Request: Quote the whole listing exactly. Leave the pictures out of your copy.

Dataset excerpts:
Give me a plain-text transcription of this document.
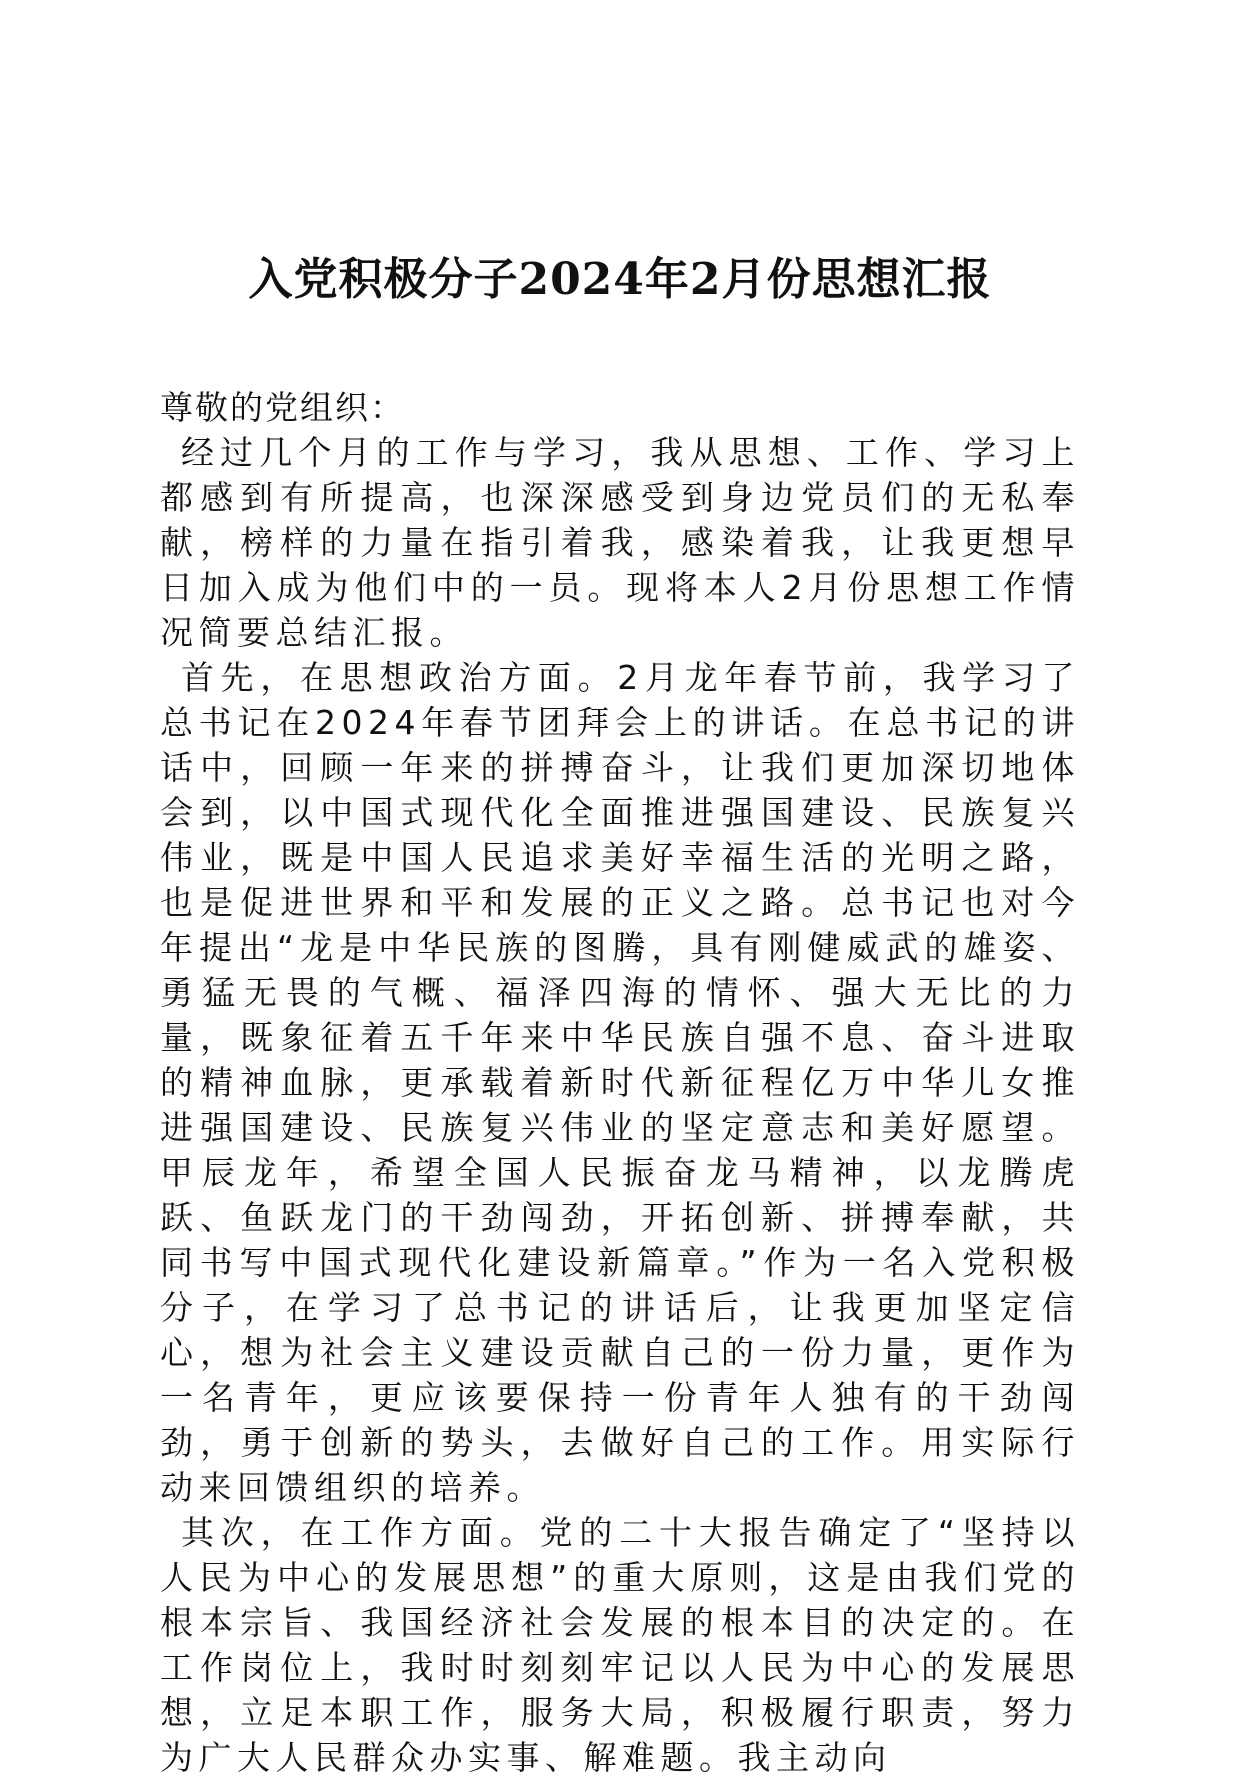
入党积极分子2024年2月份思想汇报

尊敬的党组织：

经过几个月的工作与学习，我从思想、工作、学习上都感到有所提高，也深深感受到身边党员们的无私奉献，榜样的力量在指引着我，感染着我，让我更想早日加入成为他们中的一员。现将本人2月份思想工作情况简要总结汇报。

首先，在思想政治方面。2月龙年春节前，我学习了总书记在2024年春节团拜会上的讲话。在总书记的讲话中，回顾一年来的拼搏奋斗，让我们更加深切地体会到，以中国式现代化全面推进强国建设、民族复兴伟业，既是中国人民追求美好幸福生活的光明之路，也是促进世界和平和发展的正义之路。总书记也对今年提出“龙是中华民族的图腾，具有刚健威武的雄姿、勇猛无畏的气概、福泽四海的情怀、强大无比的力量，既象征着五千年来中华民族自强不息、奋斗进取的精神血脉，更承载着新时代新征程亿万中华儿女推进强国建设、民族复兴伟业的坚定意志和美好愿望。甲辰龙年，希望全国人民振奋龙马精神，以龙腾虎跃、鱼跃龙门的干劲闯劲，开拓创新、拼搏奉献，共同书写中国式现代化建设新篇章。”作为一名入党积极分子，在学习了总书记的讲话后，让我更加坚定信心，想为社会主义建设贡献自己的一份力量，更作为一名青年，更应该要保持一份青年人独有的干劲闯劲，勇于创新的势头，去做好自己的工作。用实际行动来回馈组织的培养。

其次，在工作方面。党的二十大报告确定了“坚持以人民为中心的发展思想”的重大原则，这是由我们党的根本宗旨、我国经济社会发展的根本目的决定的。在工作岗位上，我时时刻刻牢记以人民为中心的发展思想，立足本职工作，服务大局，积极履行职责，努力为广大人民群众办实事、解难题。我主动向
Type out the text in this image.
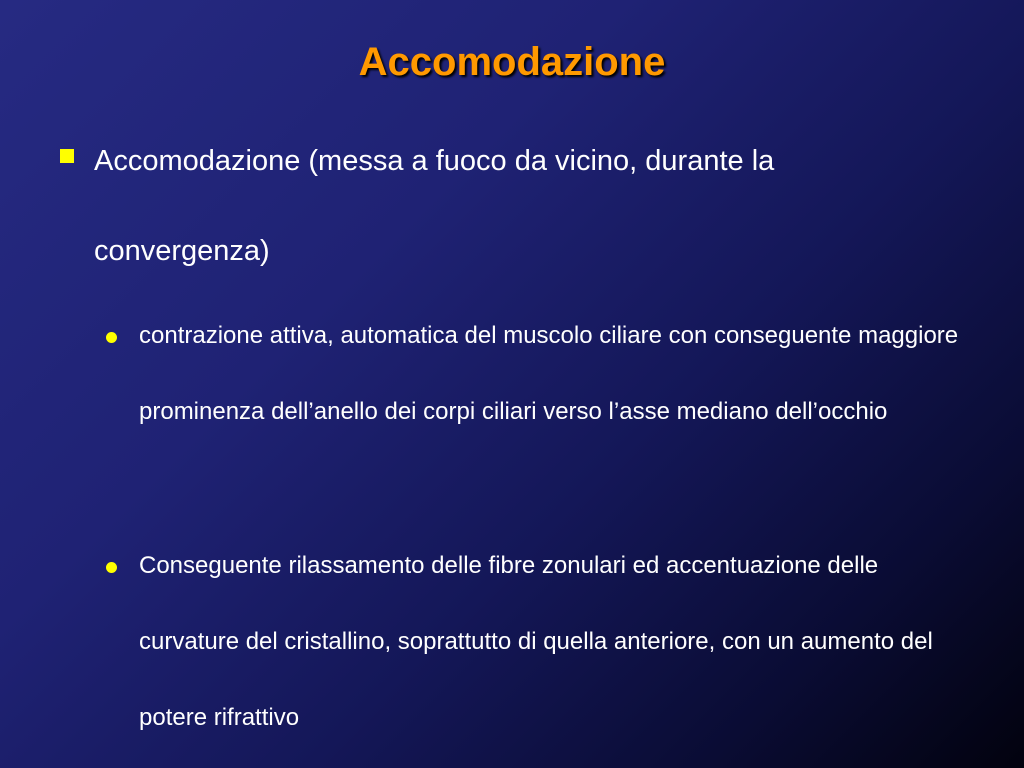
Accomodazione
Accomodazione (messa a fuoco da vicino, durante la convergenza)
contrazione attiva, automatica del muscolo ciliare con conseguente maggiore prominenza dell’anello dei corpi ciliari verso l’asse mediano dell’occhio
Conseguente rilassamento delle fibre zonulari ed accentuazione delle curvature del cristallino, soprattutto di quella anteriore, con un aumento del potere rifrattivo
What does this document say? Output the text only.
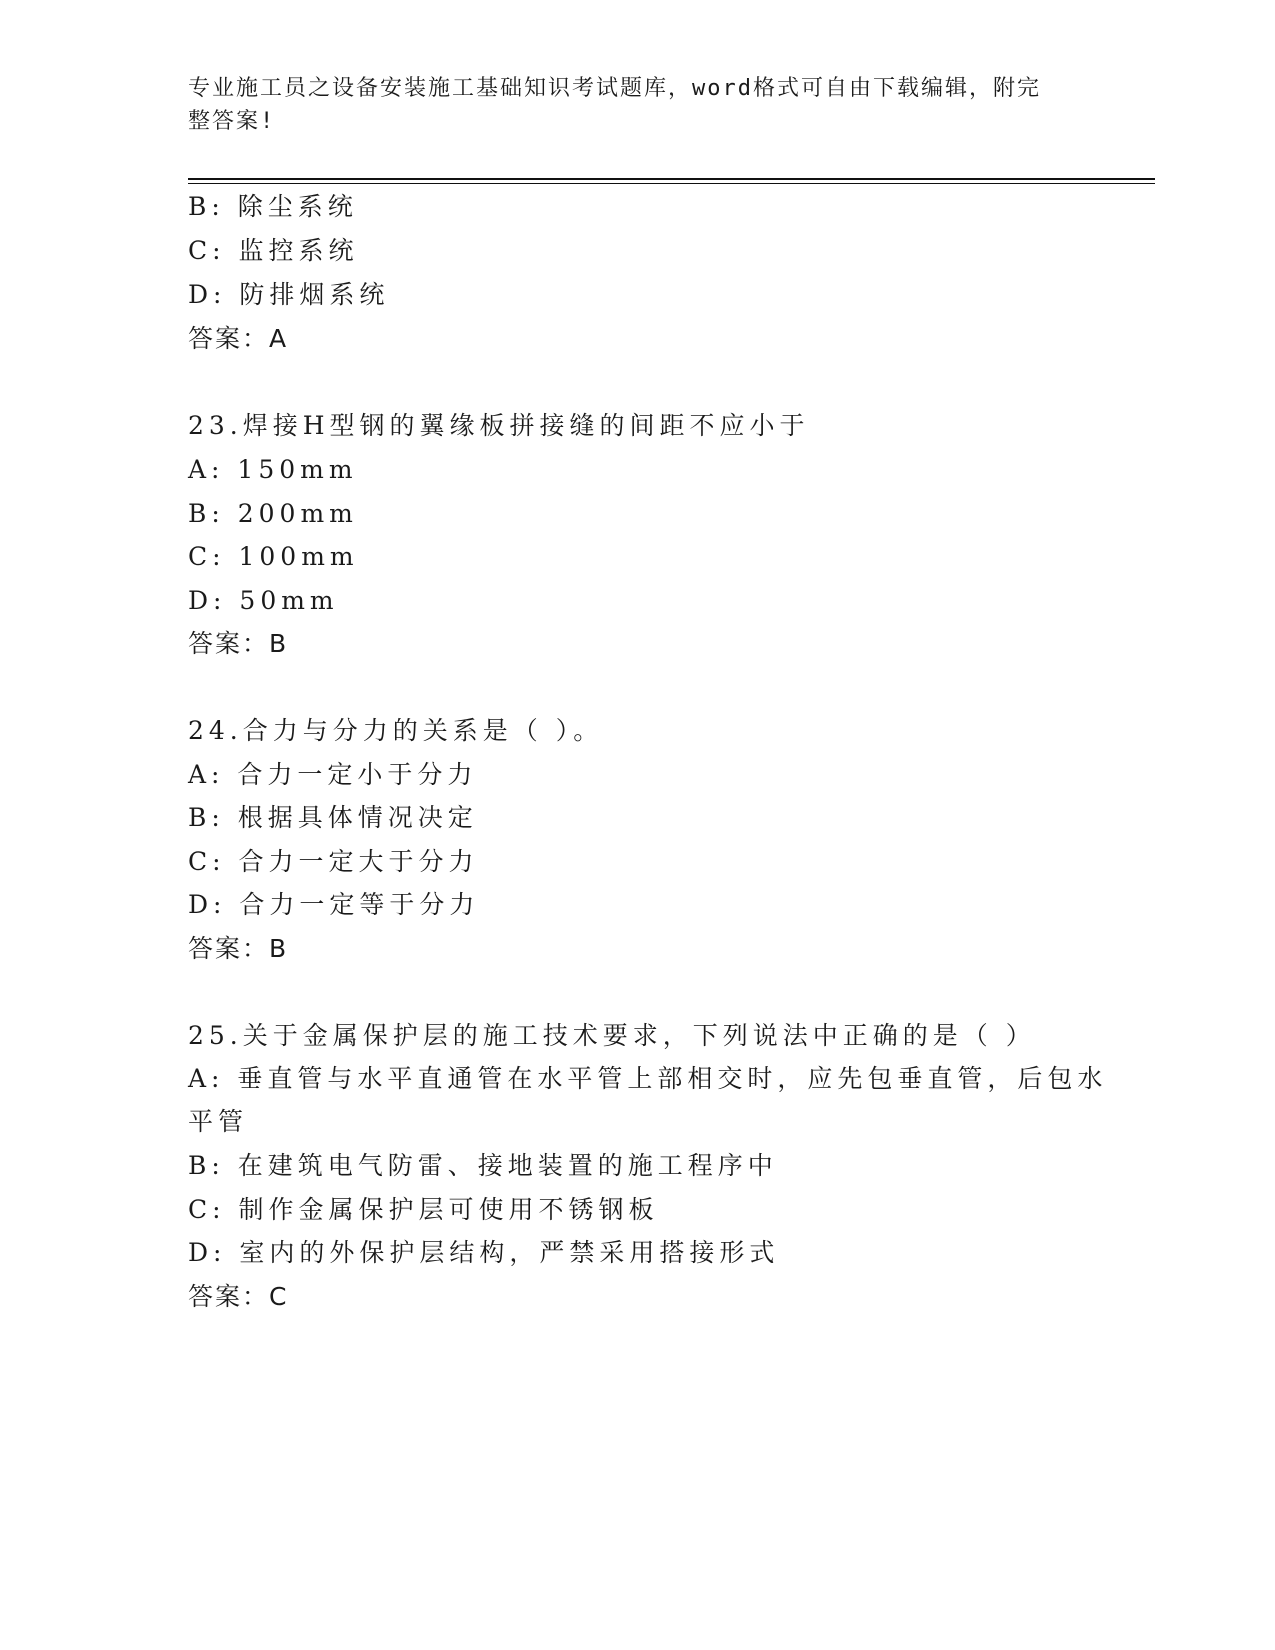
专业施工员之设备安装施工基础知识考试题库，word格式可自由下载编辑，附完
整答案!
B: 除尘系统
C: 监控系统
D: 防排烟系统
答案：A
23.焊接H型钢的翼缘板拼接缝的间距不应小于
A: 150mm
B: 200mm
C: 100mm
D: 50mm
答案：B
24.合力与分力的关系是（ ）。
A: 合力一定小于分力
B: 根据具体情况决定
C: 合力一定大于分力
D: 合力一定等于分力
答案：B
25.关于金属保护层的施工技术要求，下列说法中正确的是（ ）
A: 垂直管与水平直通管在水平管上部相交时，应先包垂直管，后包水
平管
B: 在建筑电气防雷、接地装置的施工程序中
C: 制作金属保护层可使用不锈钢板
D: 室内的外保护层结构，严禁采用搭接形式
答案：C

Solution:
Give me a plain-text transcription of this document.
入党积极分子2024年2月份思想汇报

尊敬的党组织：

经过几个月的工作与学习，我从思想、工作、学习上都感到有所提高，也深深感受到身边党员们的无私奉献，榜样的力量在指引着我，感染着我，让我更想早日加入成为他们中的一员。现将本人2月份思想工作情况简要总结汇报。

首先，在思想政治方面。2月龙年春节前，我学习了总书记在2024年春节团拜会上的讲话。在总书记的讲话中，回顾一年来的拼搏奋斗，让我们更加深切地体会到，以中国式现代化全面推进强国建设、民族复兴伟业，既是中国人民追求美好幸福生活的光明之路，也是促进世界和平和发展的正义之路。总书记也对今年提出“龙是中华民族的图腾，具有刚健威武的雄姿、勇猛无畏的气概、福泽四海的情怀、强大无比的力量，既象征着五千年来中华民族自强不息、奋斗进取的精神血脉，更承载着新时代新征程亿万中华儿女推进强国建设、民族复兴伟业的坚定意志和美好愿望。甲辰龙年，希望全国人民振奋龙马精神，以龙腾虎跃、鱼跃龙门的干劲闯劲，开拓创新、拼搏奉献，共同书写中国式现代化建设新篇章。”作为一名入党积极分子，在学习了总书记的讲话后，让我更加坚定信心，想为社会主义建设贡献自己的一份力量，更作为一名青年，更应该要保持一份青年人独有的干劲闯劲，勇于创新的势头，去做好自己的工作。用实际行动来回馈组织的培养。

其次，在工作方面。党的二十大报告确定了“坚持以人民为中心的发展思想”的重大原则，这是由我们党的根本宗旨、我国经济社会发展的根本目的决定的。在工作岗位上，我时时刻刻牢记以人民为中心的发展思想，立足本职工作，服务大局，积极履行职责，努力为广大人民群众办实事、解难题。我主动向
Type out the text in this image.
Accomodazione
Accomodazione (messa a fuoco da vicino, durante la convergenza)
contrazione attiva, automatica del muscolo ciliare con conseguente maggiore prominenza dell’anello dei corpi ciliari verso l’asse mediano dell’occhio
Conseguente rilassamento delle fibre zonulari ed accentuazione delle curvature del cristallino, soprattutto di quella anteriore, con un aumento del potere rifrattivo
What does this document say? Output the text only.
专业施工员之设备安装施工基础知识考试题库，word格式可自由下载编辑，附完
整答案!
B: 除尘系统
C: 监控系统
D: 防排烟系统
答案：A
23.焊接H型钢的翼缘板拼接缝的间距不应小于
A: 150mm
B: 200mm
C: 100mm
D: 50mm
答案：B
24.合力与分力的关系是（ ）。
A: 合力一定小于分力
B: 根据具体情况决定
C: 合力一定大于分力
D: 合力一定等于分力
答案：B
25.关于金属保护层的施工技术要求，下列说法中正确的是（ ）
A: 垂直管与水平直通管在水平管上部相交时，应先包垂直管，后包水
平管
B: 在建筑电气防雷、接地装置的施工程序中
C: 制作金属保护层可使用不锈钢板
D: 室内的外保护层结构，严禁采用搭接形式
答案：C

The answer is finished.